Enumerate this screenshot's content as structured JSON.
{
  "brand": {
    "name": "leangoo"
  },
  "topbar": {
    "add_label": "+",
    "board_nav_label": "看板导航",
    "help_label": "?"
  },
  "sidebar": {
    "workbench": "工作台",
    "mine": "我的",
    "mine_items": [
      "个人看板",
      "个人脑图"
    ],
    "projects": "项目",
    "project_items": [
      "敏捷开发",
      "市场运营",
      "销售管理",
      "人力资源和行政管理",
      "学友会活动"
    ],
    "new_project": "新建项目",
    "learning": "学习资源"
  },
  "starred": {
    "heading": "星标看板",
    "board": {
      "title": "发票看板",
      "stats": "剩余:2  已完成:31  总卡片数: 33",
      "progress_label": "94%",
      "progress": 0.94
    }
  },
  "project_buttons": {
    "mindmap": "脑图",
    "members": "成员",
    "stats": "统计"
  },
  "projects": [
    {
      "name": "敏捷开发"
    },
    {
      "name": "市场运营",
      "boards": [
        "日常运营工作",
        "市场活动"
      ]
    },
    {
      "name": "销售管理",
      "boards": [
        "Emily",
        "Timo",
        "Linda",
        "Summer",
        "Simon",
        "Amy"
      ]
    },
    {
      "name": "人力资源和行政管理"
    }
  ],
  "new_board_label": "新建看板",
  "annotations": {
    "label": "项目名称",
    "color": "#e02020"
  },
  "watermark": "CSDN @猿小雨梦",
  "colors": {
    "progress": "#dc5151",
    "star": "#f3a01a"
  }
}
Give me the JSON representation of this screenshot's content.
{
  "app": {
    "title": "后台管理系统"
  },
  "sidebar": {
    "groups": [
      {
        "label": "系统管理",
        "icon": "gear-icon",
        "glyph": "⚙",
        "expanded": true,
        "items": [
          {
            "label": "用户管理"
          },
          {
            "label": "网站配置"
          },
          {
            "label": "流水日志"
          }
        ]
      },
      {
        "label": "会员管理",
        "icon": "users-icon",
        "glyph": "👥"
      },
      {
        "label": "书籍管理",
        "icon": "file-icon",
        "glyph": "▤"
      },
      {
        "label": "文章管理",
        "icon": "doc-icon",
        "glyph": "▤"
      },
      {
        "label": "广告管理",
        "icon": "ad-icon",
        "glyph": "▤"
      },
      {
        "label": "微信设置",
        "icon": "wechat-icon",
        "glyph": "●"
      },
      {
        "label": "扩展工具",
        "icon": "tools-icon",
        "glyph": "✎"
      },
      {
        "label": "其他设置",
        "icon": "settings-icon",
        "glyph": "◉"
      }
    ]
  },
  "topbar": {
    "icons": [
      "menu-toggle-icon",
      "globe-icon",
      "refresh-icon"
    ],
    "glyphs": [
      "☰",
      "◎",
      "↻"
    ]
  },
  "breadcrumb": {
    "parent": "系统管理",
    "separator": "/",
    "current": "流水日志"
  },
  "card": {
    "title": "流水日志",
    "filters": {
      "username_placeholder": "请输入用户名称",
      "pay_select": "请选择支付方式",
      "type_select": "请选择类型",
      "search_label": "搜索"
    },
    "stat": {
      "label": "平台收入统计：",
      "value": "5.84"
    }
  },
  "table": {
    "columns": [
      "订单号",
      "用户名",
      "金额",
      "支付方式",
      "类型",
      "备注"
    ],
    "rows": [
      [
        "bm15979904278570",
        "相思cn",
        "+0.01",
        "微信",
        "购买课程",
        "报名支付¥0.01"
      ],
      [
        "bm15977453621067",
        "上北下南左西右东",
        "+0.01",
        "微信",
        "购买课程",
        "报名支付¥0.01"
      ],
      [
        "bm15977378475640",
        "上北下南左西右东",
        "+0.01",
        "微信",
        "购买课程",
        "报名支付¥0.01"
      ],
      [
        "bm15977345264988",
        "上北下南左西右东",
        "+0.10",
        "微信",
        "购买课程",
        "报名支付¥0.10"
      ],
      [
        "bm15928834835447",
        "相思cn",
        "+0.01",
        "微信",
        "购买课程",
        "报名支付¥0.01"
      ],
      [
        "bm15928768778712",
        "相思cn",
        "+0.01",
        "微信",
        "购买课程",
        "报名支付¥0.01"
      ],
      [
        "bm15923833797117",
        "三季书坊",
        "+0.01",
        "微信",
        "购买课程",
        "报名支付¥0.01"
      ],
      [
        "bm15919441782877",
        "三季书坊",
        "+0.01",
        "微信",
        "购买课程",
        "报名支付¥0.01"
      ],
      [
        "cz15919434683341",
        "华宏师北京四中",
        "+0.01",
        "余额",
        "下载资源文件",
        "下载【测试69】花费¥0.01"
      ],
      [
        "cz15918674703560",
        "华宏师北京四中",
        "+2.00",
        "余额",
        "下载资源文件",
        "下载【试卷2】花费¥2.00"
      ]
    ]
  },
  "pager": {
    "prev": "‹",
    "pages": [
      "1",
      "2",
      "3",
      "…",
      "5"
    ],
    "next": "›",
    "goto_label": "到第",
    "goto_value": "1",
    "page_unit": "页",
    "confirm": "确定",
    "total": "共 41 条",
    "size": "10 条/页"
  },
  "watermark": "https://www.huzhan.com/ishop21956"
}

BRIEF:
Retype the listing. Match it exactly.

ANSWER IN FULL:
Enumerate this screenshot's content as structured JSON.
{
  "brand": {
    "name": "leangoo"
  },
  "topbar": {
    "add_label": "+",
    "board_nav_label": "看板导航",
    "help_label": "?"
  },
  "sidebar": {
    "workbench": "工作台",
    "mine": "我的",
    "mine_items": [
      "个人看板",
      "个人脑图"
    ],
    "projects": "项目",
    "project_items": [
      "敏捷开发",
      "市场运营",
      "销售管理",
      "人力资源和行政管理",
      "学友会活动"
    ],
    "new_project": "新建项目",
    "learning": "学习资源"
  },
  "starred": {
    "heading": "星标看板",
    "board": {
      "title": "发票看板",
      "stats": "剩余:2  已完成:31  总卡片数: 33",
      "progress_label": "94%",
      "progress": 0.94
    }
  },
  "project_buttons": {
    "mindmap": "脑图",
    "members": "成员",
    "stats": "统计"
  },
  "projects": [
    {
      "name": "敏捷开发"
    },
    {
      "name": "市场运营",
      "boards": [
        "日常运营工作",
        "市场活动"
      ]
    },
    {
      "name": "销售管理",
      "boards": [
        "Emily",
        "Timo",
        "Linda",
        "Summer",
        "Simon",
        "Amy"
      ]
    },
    {
      "name": "人力资源和行政管理"
    }
  ],
  "new_board_label": "新建看板",
  "annotations": {
    "label": "项目名称",
    "color": "#e02020"
  },
  "watermark": "CSDN @猿小雨梦",
  "colors": {
    "progress": "#dc5151",
    "star": "#f3a01a"
  }
}
Give me the JSON representation of this screenshot's content.
{
  "app": {
    "title": "后台管理系统"
  },
  "sidebar": {
    "groups": [
      {
        "label": "系统管理",
        "icon": "gear-icon",
        "glyph": "⚙",
        "expanded": true,
        "items": [
          {
            "label": "用户管理"
          },
          {
            "label": "网站配置"
          },
          {
            "label": "流水日志"
          }
        ]
      },
      {
        "label": "会员管理",
        "icon": "users-icon",
        "glyph": "👥"
      },
      {
        "label": "书籍管理",
        "icon": "file-icon",
        "glyph": "▤"
      },
      {
        "label": "文章管理",
        "icon": "doc-icon",
        "glyph": "▤"
      },
      {
        "label": "广告管理",
        "icon": "ad-icon",
        "glyph": "▤"
      },
      {
        "label": "微信设置",
        "icon": "wechat-icon",
        "glyph": "●"
      },
      {
        "label": "扩展工具",
        "icon": "tools-icon",
        "glyph": "✎"
      },
      {
        "label": "其他设置",
        "icon": "settings-icon",
        "glyph": "◉"
      }
    ]
  },
  "topbar": {
    "icons": [
      "menu-toggle-icon",
      "globe-icon",
      "refresh-icon"
    ],
    "glyphs": [
      "☰",
      "◎",
      "↻"
    ]
  },
  "breadcrumb": {
    "parent": "系统管理",
    "separator": "/",
    "current": "流水日志"
  },
  "card": {
    "title": "流水日志",
    "filters": {
      "username_placeholder": "请输入用户名称",
      "pay_select": "请选择支付方式",
      "type_select": "请选择类型",
      "search_label": "搜索"
    },
    "stat": {
      "label": "平台收入统计：",
      "value": "5.84"
    }
  },
  "table": {
    "columns": [
      "订单号",
      "用户名",
      "金额",
      "支付方式",
      "类型",
      "备注"
    ],
    "rows": [
      [
        "bm15979904278570",
        "相思cn",
        "+0.01",
        "微信",
        "购买课程",
        "报名支付¥0.01"
      ],
      [
        "bm15977453621067",
        "上北下南左西右东",
        "+0.01",
        "微信",
        "购买课程",
        "报名支付¥0.01"
      ],
      [
        "bm15977378475640",
        "上北下南左西右东",
        "+0.01",
        "微信",
        "购买课程",
        "报名支付¥0.01"
      ],
      [
        "bm15977345264988",
        "上北下南左西右东",
        "+0.10",
        "微信",
        "购买课程",
        "报名支付¥0.10"
      ],
      [
        "bm15928834835447",
        "相思cn",
        "+0.01",
        "微信",
        "购买课程",
        "报名支付¥0.01"
      ],
      [
        "bm15928768778712",
        "相思cn",
        "+0.01",
        "微信",
        "购买课程",
        "报名支付¥0.01"
      ],
      [
        "bm15923833797117",
        "三季书坊",
        "+0.01",
        "微信",
        "购买课程",
        "报名支付¥0.01"
      ],
      [
        "bm15919441782877",
        "三季书坊",
        "+0.01",
        "微信",
        "购买课程",
        "报名支付¥0.01"
      ],
      [
        "cz15919434683341",
        "华宏师北京四中",
        "+0.01",
        "余额",
        "下载资源文件",
        "下载【测试69】花费¥0.01"
      ],
      [
        "cz15918674703560",
        "华宏师北京四中",
        "+2.00",
        "余额",
        "下载资源文件",
        "下载【试卷2】花费¥2.00"
      ]
    ]
  },
  "pager": {
    "prev": "‹",
    "pages": [
      "1",
      "2",
      "3",
      "…",
      "5"
    ],
    "next": "›",
    "goto_label": "到第",
    "goto_value": "1",
    "page_unit": "页",
    "confirm": "确定",
    "total": "共 41 条",
    "size": "10 条/页"
  },
  "watermark": "https://www.huzhan.com/ishop21956"
}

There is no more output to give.